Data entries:
..........

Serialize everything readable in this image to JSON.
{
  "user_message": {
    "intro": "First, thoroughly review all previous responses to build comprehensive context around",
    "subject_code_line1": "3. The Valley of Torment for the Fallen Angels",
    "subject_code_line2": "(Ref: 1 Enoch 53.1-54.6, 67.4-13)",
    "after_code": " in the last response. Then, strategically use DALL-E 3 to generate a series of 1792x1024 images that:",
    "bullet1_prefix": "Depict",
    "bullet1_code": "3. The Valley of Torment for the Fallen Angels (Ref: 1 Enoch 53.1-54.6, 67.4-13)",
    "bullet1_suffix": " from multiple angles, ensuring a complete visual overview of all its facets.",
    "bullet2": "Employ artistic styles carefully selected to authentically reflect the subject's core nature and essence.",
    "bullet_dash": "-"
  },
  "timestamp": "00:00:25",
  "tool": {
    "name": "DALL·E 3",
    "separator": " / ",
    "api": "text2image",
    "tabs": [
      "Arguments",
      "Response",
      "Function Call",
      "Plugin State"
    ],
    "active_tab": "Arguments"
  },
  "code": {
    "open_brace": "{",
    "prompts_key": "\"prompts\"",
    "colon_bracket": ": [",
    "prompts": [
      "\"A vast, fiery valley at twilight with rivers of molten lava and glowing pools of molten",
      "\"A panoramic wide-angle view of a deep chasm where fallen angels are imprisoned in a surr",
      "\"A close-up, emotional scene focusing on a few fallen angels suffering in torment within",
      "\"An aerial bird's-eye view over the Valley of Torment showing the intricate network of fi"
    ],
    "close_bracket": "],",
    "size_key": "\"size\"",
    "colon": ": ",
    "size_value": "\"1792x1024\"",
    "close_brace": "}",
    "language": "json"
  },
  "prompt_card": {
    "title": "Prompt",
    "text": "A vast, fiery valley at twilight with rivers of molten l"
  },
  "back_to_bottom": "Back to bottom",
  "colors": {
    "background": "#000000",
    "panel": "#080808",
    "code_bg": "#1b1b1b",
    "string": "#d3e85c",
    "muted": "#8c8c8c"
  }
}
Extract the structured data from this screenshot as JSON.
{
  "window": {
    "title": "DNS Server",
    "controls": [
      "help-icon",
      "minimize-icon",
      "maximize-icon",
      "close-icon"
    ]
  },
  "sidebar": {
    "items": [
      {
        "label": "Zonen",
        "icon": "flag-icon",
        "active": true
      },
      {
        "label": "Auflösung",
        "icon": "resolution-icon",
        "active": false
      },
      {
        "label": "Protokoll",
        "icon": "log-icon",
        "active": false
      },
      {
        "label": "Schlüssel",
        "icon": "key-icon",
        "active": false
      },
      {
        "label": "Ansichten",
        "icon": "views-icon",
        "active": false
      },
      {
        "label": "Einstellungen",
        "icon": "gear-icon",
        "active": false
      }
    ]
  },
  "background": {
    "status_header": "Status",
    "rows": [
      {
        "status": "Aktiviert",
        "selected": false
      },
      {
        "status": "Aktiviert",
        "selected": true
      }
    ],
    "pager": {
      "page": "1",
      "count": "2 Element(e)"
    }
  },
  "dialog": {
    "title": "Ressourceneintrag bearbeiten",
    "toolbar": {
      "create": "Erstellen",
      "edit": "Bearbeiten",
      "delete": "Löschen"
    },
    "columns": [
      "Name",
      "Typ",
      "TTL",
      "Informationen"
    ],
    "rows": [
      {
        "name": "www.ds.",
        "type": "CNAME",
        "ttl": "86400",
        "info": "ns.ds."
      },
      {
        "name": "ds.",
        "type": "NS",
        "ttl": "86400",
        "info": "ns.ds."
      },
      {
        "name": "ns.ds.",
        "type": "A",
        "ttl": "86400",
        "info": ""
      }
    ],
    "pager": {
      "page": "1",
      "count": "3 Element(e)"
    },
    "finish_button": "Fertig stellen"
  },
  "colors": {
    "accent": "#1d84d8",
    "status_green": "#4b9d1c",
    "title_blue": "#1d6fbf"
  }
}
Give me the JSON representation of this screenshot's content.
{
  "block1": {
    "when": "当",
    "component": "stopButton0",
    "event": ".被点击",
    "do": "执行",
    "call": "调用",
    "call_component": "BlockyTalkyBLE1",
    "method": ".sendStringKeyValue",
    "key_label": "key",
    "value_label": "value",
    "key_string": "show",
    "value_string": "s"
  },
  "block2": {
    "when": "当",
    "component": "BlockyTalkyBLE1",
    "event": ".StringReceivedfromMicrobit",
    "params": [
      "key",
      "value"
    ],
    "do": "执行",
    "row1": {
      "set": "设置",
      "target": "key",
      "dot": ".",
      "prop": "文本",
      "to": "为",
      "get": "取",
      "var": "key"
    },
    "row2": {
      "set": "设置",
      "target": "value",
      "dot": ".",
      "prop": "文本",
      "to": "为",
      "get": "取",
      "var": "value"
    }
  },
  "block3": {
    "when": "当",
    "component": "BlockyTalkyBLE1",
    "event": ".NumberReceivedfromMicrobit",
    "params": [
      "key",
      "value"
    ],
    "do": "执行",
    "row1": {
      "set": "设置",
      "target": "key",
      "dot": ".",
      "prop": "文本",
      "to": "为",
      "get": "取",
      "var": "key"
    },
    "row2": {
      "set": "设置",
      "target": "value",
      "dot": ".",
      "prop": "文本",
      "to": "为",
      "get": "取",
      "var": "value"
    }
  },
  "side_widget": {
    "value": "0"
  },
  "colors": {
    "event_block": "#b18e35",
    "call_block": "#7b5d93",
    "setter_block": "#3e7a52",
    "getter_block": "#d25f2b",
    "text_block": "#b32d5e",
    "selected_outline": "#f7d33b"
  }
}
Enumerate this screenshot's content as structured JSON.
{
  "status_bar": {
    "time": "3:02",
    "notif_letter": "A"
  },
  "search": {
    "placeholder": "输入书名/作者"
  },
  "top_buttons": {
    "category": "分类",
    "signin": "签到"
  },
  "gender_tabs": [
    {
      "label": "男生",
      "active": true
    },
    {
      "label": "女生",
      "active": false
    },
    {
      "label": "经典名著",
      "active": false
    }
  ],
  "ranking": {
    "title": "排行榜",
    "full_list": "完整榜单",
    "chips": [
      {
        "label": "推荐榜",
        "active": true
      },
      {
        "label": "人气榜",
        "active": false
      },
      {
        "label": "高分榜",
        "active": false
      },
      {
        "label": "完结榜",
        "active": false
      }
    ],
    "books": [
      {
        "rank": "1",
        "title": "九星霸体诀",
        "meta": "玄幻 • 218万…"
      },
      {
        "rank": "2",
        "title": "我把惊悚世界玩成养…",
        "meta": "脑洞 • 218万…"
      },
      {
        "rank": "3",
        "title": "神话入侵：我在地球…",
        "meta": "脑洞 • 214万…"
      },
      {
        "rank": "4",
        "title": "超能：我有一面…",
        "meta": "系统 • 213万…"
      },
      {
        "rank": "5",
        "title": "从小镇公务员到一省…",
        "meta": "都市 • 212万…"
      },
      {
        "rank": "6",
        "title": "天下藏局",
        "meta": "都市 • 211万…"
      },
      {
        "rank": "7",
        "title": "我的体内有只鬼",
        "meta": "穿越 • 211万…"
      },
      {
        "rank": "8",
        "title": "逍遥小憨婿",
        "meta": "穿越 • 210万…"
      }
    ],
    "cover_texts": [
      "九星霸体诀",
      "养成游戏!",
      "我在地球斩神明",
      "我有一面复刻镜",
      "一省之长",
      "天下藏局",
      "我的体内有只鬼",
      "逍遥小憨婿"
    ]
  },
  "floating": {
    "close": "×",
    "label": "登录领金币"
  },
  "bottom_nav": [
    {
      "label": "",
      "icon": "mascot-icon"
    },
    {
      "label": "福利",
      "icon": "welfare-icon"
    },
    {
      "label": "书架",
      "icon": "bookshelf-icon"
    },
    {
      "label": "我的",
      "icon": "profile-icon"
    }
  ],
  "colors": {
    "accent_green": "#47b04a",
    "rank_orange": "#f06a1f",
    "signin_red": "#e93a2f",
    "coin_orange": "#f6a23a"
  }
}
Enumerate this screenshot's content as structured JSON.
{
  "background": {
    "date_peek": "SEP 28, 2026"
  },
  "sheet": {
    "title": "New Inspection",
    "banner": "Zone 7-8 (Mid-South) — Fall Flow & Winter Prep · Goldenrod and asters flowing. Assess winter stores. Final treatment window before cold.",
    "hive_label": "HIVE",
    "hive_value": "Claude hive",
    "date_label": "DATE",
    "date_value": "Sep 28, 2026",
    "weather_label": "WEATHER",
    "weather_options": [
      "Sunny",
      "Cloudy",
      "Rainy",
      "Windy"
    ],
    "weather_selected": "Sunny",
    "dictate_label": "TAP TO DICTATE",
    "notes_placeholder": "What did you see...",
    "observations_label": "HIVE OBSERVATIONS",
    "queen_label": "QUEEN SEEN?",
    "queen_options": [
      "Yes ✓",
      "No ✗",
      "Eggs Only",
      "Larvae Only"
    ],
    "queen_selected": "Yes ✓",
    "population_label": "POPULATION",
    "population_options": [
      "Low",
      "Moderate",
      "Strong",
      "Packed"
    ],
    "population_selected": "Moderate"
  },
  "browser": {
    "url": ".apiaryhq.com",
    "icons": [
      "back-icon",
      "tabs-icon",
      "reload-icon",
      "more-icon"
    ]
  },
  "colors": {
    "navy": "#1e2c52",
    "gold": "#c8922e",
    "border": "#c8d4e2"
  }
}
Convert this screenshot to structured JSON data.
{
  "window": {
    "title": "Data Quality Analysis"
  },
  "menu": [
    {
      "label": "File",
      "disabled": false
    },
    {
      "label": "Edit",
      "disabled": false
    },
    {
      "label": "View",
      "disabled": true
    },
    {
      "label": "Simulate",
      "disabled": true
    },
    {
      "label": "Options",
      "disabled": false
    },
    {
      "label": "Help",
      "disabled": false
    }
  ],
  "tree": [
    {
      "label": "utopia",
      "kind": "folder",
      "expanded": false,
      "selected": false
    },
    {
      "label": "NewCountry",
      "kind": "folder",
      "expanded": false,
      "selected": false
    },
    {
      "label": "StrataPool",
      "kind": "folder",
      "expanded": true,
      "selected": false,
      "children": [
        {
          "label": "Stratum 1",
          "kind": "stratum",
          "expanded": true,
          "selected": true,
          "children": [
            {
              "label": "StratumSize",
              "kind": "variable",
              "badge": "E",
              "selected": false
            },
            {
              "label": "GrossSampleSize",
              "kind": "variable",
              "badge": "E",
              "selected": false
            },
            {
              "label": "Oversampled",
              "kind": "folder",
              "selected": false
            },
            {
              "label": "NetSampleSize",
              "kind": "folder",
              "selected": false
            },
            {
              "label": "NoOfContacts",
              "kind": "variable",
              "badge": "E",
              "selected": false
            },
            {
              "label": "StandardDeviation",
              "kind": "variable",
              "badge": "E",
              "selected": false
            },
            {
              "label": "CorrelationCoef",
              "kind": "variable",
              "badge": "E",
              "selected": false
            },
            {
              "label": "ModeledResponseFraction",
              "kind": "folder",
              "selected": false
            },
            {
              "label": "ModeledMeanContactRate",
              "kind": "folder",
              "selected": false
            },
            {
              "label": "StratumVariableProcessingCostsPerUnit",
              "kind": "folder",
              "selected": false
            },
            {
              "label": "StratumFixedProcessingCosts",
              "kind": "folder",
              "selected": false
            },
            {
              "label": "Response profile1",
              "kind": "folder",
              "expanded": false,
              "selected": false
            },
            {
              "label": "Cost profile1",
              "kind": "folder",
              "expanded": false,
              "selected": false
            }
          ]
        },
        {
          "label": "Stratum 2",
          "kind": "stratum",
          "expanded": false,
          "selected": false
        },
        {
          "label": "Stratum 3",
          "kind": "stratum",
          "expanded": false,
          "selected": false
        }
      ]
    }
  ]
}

..........

What you will do:
Pick out the lines above containing the word "Moderate", then copy them.

The answer:
      "Moderate",
    "population_selected": "Moderate"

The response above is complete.